[Raw records]
------------------------------------------------------------
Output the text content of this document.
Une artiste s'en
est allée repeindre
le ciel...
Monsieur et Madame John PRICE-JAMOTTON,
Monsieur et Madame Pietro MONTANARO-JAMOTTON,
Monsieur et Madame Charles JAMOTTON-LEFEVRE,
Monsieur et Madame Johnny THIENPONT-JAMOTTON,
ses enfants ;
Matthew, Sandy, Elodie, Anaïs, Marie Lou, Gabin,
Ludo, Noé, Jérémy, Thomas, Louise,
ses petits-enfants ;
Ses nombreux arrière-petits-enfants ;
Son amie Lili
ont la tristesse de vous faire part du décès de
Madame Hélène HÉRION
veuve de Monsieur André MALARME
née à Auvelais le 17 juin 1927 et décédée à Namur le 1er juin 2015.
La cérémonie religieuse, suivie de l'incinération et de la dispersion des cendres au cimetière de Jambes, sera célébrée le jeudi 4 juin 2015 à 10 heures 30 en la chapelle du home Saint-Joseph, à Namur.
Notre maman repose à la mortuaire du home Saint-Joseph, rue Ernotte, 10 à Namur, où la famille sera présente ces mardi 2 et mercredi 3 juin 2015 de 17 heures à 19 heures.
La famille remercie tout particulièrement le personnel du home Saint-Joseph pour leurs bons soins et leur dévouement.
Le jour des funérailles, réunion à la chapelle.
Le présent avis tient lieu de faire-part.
------------------------------------------------------------
## [Work required]
Repeat every line of the records above exactly.

## [Exercise response]
Output the text content of this document.
Une artiste s'en
est allée repeindre
le ciel...
Monsieur et Madame John PRICE-JAMOTTON,
Monsieur et Madame Pietro MONTANARO-JAMOTTON,
Monsieur et Madame Charles JAMOTTON-LEFEVRE,
Monsieur et Madame Johnny THIENPONT-JAMOTTON,
ses enfants ;
Matthew, Sandy, Elodie, Anaïs, Marie Lou, Gabin,
Ludo, Noé, Jérémy, Thomas, Louise,
ses petits-enfants ;
Ses nombreux arrière-petits-enfants ;
Son amie Lili
ont la tristesse de vous faire part du décès de
Madame Hélène HÉRION
veuve de Monsieur André MALARME
née à Auvelais le 17 juin 1927 et décédée à Namur le 1er juin 2015.
La cérémonie religieuse, suivie de l'incinération et de la dispersion des cendres au cimetière de Jambes, sera célébrée le jeudi 4 juin 2015 à 10 heures 30 en la chapelle du home Saint-Joseph, à Namur.
Notre maman repose à la mortuaire du home Saint-Joseph, rue Ernotte, 10 à Namur, où la famille sera présente ces mardi 2 et mercredi 3 juin 2015 de 17 heures à 19 heures.
La famille remercie tout particulièrement le personnel du home Saint-Joseph pour leurs bons soins et leur dévouement.
Le jour des funérailles, réunion à la chapelle.
Le présent avis tient lieu de faire-part.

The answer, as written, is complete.